§ **Written task**:
Wherever the string "content" appears in the listing, copy that line.

Source data
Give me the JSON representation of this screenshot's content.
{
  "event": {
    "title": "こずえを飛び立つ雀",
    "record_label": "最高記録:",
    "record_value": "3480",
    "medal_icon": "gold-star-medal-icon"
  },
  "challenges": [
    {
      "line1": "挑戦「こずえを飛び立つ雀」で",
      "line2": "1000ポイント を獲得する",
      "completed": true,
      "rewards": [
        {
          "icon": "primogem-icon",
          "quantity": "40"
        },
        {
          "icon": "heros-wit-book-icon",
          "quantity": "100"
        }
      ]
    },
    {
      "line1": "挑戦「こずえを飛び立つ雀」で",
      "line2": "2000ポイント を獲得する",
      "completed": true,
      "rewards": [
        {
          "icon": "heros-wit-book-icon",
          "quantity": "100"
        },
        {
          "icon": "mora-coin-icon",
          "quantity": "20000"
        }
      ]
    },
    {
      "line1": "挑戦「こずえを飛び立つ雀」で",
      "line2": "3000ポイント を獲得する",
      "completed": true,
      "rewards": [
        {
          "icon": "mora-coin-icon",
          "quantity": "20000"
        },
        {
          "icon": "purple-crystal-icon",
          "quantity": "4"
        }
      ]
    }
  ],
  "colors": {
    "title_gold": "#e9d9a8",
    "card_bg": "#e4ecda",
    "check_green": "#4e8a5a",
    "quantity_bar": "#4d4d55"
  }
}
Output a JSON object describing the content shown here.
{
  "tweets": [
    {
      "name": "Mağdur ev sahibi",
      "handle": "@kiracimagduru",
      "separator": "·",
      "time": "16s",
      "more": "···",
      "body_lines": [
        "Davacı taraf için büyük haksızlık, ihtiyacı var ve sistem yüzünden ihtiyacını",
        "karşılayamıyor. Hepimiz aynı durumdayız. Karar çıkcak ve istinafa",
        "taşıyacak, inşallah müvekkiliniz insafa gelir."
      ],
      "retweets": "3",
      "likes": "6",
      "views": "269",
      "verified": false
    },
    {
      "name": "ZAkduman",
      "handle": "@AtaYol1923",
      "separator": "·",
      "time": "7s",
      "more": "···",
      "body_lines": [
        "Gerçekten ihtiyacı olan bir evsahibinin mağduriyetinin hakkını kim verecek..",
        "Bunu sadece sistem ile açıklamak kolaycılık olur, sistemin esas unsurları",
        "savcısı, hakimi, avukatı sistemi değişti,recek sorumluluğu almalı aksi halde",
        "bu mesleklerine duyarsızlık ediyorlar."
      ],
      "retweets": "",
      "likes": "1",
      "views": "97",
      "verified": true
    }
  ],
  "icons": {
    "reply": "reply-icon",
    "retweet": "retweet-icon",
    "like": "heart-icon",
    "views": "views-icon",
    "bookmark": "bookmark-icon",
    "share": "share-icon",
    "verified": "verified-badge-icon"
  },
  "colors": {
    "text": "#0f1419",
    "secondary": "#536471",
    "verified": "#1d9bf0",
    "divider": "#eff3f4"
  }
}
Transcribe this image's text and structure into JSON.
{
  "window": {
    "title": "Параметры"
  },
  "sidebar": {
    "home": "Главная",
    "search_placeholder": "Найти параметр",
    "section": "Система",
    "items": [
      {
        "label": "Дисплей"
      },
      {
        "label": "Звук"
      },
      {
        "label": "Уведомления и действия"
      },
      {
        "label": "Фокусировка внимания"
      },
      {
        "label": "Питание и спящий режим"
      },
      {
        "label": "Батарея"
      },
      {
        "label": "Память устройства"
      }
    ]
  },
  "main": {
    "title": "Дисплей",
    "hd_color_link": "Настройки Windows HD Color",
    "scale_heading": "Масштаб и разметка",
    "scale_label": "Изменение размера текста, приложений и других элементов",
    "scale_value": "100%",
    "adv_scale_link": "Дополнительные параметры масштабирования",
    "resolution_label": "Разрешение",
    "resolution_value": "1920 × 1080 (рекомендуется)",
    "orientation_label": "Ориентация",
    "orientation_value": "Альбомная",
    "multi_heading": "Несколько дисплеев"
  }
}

§ **Answer for this exercise**:
Give me the JSON representation of this screenshot's content.
Output a JSON object describing the content shown here.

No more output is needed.